## Directions
In the entries below, find every line with "page" and copy it.

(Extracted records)
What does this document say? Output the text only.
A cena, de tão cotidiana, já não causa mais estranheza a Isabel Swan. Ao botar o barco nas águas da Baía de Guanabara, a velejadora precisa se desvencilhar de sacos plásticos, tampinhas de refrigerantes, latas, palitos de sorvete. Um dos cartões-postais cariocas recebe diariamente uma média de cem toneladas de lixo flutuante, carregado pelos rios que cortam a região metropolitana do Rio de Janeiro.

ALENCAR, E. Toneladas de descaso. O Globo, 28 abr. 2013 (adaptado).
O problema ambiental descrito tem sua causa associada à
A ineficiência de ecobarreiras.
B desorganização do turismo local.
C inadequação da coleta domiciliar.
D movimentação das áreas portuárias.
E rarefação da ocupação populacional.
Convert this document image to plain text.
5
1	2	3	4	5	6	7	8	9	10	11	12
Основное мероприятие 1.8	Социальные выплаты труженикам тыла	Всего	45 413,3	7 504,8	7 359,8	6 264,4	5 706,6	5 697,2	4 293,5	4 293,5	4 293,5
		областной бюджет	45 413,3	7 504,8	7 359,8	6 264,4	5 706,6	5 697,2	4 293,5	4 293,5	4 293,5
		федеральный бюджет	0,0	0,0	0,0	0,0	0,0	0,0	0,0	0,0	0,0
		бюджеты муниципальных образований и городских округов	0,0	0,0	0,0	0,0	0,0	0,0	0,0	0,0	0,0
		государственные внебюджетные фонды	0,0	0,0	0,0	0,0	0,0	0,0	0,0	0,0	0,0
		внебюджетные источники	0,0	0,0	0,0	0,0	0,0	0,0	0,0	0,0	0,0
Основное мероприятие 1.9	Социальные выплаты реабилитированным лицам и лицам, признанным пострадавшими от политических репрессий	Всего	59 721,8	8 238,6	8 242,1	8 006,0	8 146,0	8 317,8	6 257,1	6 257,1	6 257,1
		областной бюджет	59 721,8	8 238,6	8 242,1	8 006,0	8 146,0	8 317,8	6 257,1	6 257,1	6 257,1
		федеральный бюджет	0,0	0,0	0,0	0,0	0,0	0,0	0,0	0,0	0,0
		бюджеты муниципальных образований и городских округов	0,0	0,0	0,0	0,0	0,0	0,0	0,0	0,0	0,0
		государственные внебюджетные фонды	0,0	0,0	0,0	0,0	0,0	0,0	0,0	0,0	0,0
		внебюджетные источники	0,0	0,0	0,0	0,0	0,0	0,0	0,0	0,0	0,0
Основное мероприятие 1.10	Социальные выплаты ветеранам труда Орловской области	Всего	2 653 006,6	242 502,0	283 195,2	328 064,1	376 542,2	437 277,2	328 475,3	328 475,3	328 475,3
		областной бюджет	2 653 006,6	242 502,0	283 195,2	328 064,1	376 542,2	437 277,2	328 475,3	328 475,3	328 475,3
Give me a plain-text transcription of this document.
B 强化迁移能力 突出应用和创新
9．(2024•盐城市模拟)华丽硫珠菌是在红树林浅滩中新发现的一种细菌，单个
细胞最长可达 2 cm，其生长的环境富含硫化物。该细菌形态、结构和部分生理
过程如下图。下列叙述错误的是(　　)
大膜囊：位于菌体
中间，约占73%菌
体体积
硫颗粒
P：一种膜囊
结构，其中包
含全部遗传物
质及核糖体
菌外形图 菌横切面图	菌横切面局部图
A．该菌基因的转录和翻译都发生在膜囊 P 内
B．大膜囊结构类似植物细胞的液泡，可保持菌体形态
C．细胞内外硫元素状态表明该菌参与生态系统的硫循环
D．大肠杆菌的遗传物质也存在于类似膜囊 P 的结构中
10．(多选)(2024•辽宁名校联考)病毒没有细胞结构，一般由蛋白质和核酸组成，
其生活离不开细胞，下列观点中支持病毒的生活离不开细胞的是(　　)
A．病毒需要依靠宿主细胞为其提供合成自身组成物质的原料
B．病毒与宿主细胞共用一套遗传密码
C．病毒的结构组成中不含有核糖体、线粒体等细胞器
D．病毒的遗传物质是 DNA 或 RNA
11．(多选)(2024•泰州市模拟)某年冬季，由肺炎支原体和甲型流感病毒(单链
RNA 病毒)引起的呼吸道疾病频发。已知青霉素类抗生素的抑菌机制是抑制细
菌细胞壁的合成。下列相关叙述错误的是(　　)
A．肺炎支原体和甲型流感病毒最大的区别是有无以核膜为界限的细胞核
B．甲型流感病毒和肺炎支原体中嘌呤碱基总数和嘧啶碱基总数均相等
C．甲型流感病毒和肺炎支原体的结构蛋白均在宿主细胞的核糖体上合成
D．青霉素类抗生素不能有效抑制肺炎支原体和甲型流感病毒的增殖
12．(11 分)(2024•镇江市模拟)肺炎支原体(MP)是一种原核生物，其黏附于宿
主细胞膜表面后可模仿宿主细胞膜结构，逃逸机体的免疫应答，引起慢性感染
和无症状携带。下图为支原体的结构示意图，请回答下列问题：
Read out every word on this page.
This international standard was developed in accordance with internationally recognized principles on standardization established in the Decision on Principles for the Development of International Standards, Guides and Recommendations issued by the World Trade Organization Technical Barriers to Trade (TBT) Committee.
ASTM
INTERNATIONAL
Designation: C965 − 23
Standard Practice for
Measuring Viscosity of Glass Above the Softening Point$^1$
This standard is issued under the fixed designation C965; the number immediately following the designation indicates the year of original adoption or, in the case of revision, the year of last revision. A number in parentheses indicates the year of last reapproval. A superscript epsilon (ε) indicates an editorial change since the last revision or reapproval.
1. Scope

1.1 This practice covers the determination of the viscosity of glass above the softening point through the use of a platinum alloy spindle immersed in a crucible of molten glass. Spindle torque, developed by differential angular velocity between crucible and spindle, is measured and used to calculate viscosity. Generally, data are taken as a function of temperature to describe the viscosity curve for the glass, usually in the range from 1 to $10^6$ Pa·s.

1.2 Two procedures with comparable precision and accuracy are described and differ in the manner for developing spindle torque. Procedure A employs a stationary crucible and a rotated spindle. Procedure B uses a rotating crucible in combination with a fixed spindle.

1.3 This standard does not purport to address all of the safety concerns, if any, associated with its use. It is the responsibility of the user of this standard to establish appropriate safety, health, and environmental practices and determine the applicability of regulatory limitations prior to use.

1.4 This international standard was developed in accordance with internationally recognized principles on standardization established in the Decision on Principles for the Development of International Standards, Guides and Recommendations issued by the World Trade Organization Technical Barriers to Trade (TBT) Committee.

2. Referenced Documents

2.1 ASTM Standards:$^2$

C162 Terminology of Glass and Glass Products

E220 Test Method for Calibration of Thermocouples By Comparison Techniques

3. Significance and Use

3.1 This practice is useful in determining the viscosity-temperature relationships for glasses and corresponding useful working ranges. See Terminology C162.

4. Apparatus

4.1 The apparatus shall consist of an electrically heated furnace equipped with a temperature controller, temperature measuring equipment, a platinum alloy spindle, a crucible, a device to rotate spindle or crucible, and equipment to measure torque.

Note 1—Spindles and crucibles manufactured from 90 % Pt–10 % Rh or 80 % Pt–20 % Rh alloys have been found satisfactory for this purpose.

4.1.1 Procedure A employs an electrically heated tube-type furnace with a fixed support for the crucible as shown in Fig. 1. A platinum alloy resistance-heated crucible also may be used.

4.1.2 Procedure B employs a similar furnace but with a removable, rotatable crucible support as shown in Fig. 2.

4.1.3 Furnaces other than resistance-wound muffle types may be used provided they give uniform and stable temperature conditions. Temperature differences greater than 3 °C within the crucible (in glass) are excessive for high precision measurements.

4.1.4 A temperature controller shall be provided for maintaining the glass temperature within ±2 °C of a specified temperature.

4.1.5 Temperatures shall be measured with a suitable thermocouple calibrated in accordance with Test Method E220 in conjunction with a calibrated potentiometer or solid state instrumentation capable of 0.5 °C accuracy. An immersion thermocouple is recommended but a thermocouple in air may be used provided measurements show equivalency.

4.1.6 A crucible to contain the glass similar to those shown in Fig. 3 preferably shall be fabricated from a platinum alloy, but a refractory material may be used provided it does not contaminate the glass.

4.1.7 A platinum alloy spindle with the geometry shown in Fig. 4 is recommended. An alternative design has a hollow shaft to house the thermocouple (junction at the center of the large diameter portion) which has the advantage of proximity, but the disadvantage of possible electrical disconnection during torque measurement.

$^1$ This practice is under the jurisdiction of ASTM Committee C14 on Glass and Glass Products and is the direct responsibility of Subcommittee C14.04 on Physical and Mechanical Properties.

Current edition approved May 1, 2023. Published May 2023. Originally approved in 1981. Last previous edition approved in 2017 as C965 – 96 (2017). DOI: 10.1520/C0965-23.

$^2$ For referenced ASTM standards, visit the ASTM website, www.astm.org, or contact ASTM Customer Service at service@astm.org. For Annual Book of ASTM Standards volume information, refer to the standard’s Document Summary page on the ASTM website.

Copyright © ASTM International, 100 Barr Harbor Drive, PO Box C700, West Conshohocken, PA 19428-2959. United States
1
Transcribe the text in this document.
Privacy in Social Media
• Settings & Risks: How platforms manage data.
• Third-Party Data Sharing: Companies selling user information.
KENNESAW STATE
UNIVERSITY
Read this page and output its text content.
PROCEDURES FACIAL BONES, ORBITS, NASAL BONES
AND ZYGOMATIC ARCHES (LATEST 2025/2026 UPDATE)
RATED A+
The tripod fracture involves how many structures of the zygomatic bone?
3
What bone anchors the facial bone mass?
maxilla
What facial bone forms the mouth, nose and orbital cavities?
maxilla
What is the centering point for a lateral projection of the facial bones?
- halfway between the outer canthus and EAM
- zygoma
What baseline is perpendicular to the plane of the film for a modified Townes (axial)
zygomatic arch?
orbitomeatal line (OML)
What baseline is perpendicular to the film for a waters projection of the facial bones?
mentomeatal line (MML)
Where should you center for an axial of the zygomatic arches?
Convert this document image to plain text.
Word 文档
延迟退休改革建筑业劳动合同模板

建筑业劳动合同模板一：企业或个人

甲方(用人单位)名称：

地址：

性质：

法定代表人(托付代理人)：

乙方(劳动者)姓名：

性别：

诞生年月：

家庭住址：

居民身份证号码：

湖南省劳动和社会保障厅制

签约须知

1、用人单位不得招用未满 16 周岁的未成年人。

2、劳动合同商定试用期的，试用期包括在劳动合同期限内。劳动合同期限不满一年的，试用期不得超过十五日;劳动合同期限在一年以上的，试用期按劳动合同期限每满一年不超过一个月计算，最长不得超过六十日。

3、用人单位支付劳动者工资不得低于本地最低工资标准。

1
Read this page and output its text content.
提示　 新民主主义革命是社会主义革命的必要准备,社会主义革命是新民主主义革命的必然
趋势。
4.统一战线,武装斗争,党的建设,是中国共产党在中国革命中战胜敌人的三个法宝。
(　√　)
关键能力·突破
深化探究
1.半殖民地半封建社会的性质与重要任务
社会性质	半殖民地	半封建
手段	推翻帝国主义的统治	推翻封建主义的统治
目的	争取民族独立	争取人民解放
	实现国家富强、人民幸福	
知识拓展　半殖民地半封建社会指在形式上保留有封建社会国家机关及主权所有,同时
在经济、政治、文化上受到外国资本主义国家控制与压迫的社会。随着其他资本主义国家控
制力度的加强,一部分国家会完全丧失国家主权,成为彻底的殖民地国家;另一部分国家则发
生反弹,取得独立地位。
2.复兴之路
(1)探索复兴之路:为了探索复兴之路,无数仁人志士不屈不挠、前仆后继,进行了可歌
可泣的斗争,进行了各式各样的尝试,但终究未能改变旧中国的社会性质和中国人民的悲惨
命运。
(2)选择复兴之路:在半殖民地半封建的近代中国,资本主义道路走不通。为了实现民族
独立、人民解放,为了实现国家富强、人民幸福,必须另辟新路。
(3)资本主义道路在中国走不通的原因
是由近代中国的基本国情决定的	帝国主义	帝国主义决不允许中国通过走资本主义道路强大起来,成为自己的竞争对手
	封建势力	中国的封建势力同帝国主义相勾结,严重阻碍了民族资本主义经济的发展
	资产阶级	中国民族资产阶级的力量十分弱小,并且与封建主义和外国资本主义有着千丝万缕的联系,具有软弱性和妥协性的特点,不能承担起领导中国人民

## Complete output
Read out every word on this page.
$^2$ For referenced ASTM standards, visit the ASTM website, www.astm.org, or contact ASTM Customer Service at service@astm.org. For Annual Book of ASTM Standards volume information, refer to the standard’s Document Summary page on the ASTM website.
Read this page and output its text content.
Read this page and output its text content.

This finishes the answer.